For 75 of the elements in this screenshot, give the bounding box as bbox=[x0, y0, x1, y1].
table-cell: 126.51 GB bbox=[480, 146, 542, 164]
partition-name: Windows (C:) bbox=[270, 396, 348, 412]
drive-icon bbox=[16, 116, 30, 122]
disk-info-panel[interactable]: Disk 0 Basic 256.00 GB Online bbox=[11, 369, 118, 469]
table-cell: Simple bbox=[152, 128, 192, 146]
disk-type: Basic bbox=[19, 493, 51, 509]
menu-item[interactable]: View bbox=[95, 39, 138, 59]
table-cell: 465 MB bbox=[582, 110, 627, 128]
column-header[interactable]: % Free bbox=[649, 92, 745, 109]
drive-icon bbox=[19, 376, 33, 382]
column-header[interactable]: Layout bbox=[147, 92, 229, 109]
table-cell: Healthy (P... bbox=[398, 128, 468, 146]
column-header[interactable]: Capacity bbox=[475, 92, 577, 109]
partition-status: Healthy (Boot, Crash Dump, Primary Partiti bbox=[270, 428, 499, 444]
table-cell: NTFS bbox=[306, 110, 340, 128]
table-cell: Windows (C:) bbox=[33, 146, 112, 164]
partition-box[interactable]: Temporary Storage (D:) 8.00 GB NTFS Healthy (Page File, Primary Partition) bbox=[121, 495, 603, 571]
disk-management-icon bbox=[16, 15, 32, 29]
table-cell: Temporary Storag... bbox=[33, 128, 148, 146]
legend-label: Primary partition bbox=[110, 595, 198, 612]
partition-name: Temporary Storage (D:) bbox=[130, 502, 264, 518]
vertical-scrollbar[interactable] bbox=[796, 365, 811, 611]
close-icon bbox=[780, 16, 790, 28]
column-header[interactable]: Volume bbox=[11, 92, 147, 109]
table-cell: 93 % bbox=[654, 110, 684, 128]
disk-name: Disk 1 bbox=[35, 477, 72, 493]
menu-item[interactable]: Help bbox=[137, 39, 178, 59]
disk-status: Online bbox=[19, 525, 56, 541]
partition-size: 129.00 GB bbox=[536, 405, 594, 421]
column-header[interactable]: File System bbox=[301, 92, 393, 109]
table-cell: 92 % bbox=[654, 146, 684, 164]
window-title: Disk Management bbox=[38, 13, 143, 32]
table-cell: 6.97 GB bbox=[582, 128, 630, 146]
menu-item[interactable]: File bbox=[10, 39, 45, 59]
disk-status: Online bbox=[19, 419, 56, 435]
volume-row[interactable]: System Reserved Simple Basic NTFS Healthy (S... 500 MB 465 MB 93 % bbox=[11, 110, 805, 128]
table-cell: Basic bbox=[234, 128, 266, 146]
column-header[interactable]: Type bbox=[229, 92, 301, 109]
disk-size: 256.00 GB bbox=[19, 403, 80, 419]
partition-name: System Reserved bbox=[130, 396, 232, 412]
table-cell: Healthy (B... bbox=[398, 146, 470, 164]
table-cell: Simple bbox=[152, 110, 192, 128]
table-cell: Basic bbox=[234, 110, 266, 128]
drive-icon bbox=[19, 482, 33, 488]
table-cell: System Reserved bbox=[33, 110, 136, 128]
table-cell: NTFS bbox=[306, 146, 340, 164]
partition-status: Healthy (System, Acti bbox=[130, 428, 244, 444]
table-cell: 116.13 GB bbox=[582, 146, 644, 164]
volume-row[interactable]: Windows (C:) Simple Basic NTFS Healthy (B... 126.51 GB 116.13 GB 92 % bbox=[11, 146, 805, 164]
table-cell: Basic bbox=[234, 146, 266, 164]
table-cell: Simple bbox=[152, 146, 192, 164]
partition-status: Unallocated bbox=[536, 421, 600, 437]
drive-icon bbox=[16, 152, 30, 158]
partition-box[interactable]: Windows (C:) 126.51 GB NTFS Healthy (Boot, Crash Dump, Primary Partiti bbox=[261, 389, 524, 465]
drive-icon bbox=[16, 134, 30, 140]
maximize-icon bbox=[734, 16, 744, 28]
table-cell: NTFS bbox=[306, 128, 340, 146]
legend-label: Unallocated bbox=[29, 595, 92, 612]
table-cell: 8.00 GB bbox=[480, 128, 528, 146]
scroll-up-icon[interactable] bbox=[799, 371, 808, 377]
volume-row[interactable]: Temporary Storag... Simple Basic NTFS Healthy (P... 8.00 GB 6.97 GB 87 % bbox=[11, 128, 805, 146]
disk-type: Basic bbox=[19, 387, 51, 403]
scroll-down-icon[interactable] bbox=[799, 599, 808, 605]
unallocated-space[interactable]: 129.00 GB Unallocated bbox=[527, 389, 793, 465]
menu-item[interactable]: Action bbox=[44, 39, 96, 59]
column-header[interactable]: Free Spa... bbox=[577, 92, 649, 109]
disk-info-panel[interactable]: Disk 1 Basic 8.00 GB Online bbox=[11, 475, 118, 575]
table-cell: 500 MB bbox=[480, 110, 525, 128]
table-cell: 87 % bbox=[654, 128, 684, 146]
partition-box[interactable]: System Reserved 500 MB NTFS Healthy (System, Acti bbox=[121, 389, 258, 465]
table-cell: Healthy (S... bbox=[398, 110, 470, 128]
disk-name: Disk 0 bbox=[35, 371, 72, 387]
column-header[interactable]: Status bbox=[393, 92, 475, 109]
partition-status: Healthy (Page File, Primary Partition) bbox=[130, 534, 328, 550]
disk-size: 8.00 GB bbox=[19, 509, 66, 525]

= = = = = = =

**The exercise:**
Copy out every one of the entries above, line for line, with no changes.

**Answer to the task:**
For 75 of the elements in this screenshot, give the bounding box as bbox=[x0, y0, x1, y1].
table-cell: 126.51 GB bbox=[480, 146, 542, 164]
partition-name: Windows (C:) bbox=[270, 396, 348, 412]
drive-icon bbox=[16, 116, 30, 122]
disk-info-panel[interactable]: Disk 0 Basic 256.00 GB Online bbox=[11, 369, 118, 469]
table-cell: Simple bbox=[152, 128, 192, 146]
disk-type: Basic bbox=[19, 493, 51, 509]
menu-item[interactable]: View bbox=[95, 39, 138, 59]
table-cell: 465 MB bbox=[582, 110, 627, 128]
column-header[interactable]: % Free bbox=[649, 92, 745, 109]
drive-icon bbox=[19, 376, 33, 382]
column-header[interactable]: Layout bbox=[147, 92, 229, 109]
table-cell: Healthy (P... bbox=[398, 128, 468, 146]
column-header[interactable]: Capacity bbox=[475, 92, 577, 109]
partition-status: Healthy (Boot, Crash Dump, Primary Partiti bbox=[270, 428, 499, 444]
table-cell: NTFS bbox=[306, 110, 340, 128]
table-cell: Windows (C:) bbox=[33, 146, 112, 164]
partition-box[interactable]: Temporary Storage (D:) 8.00 GB NTFS Healthy (Page File, Primary Partition) bbox=[121, 495, 603, 571]
disk-management-icon bbox=[16, 15, 32, 29]
table-cell: Temporary Storag... bbox=[33, 128, 148, 146]
legend-label: Primary partition bbox=[110, 595, 198, 612]
partition-name: Temporary Storage (D:) bbox=[130, 502, 264, 518]
vertical-scrollbar[interactable] bbox=[796, 365, 811, 611]
close-icon bbox=[780, 16, 790, 28]
column-header[interactable]: Volume bbox=[11, 92, 147, 109]
table-cell: 93 % bbox=[654, 110, 684, 128]
disk-name: Disk 1 bbox=[35, 477, 72, 493]
menu-item[interactable]: Help bbox=[137, 39, 178, 59]
disk-status: Online bbox=[19, 525, 56, 541]
partition-size: 129.00 GB bbox=[536, 405, 594, 421]
column-header[interactable]: File System bbox=[301, 92, 393, 109]
table-cell: 92 % bbox=[654, 146, 684, 164]
window-title: Disk Management bbox=[38, 13, 143, 32]
table-cell: 6.97 GB bbox=[582, 128, 630, 146]
menu-item[interactable]: File bbox=[10, 39, 45, 59]
disk-status: Online bbox=[19, 419, 56, 435]
volume-row[interactable]: System Reserved Simple Basic NTFS Healthy (S... 500 MB 465 MB 93 % bbox=[11, 110, 805, 128]
table-cell: Basic bbox=[234, 128, 266, 146]
column-header[interactable]: Type bbox=[229, 92, 301, 109]
disk-size: 256.00 GB bbox=[19, 403, 80, 419]
partition-name: System Reserved bbox=[130, 396, 232, 412]
table-cell: Healthy (B... bbox=[398, 146, 470, 164]
table-cell: Simple bbox=[152, 110, 192, 128]
table-cell: Basic bbox=[234, 110, 266, 128]
drive-icon bbox=[19, 482, 33, 488]
table-cell: System Reserved bbox=[33, 110, 136, 128]
table-cell: NTFS bbox=[306, 146, 340, 164]
partition-status: Healthy (System, Acti bbox=[130, 428, 244, 444]
table-cell: 116.13 GB bbox=[582, 146, 644, 164]
volume-row[interactable]: Windows (C:) Simple Basic NTFS Healthy (B... 126.51 GB 116.13 GB 92 % bbox=[11, 146, 805, 164]
table-cell: Basic bbox=[234, 146, 266, 164]
table-cell: Simple bbox=[152, 146, 192, 164]
partition-status: Unallocated bbox=[536, 421, 600, 437]
drive-icon bbox=[16, 152, 30, 158]
partition-box[interactable]: Windows (C:) 126.51 GB NTFS Healthy (Boot, Crash Dump, Primary Partiti bbox=[261, 389, 524, 465]
drive-icon bbox=[16, 134, 30, 140]
maximize-icon bbox=[734, 16, 744, 28]
table-cell: NTFS bbox=[306, 128, 340, 146]
legend-label: Unallocated bbox=[29, 595, 92, 612]
table-cell: 8.00 GB bbox=[480, 128, 528, 146]
scroll-up-icon[interactable] bbox=[799, 371, 808, 377]
volume-row[interactable]: Temporary Storag... Simple Basic NTFS Healthy (P... 8.00 GB 6.97 GB 87 % bbox=[11, 128, 805, 146]
disk-type: Basic bbox=[19, 387, 51, 403]
scroll-down-icon[interactable] bbox=[799, 599, 808, 605]
unallocated-space[interactable]: 129.00 GB Unallocated bbox=[527, 389, 793, 465]
menu-item[interactable]: Action bbox=[44, 39, 96, 59]
column-header[interactable]: Free Spa... bbox=[577, 92, 649, 109]
disk-info-panel[interactable]: Disk 1 Basic 8.00 GB Online bbox=[11, 475, 118, 575]
table-cell: 500 MB bbox=[480, 110, 525, 128]
table-cell: 87 % bbox=[654, 128, 684, 146]
partition-box[interactable]: System Reserved 500 MB NTFS Healthy (System, Acti bbox=[121, 389, 258, 465]
table-cell: Healthy (S... bbox=[398, 110, 470, 128]
disk-name: Disk 0 bbox=[35, 371, 72, 387]
column-header[interactable]: Status bbox=[393, 92, 475, 109]
partition-status: Healthy (Page File, Primary Partition) bbox=[130, 534, 328, 550]
disk-size: 8.00 GB bbox=[19, 509, 66, 525]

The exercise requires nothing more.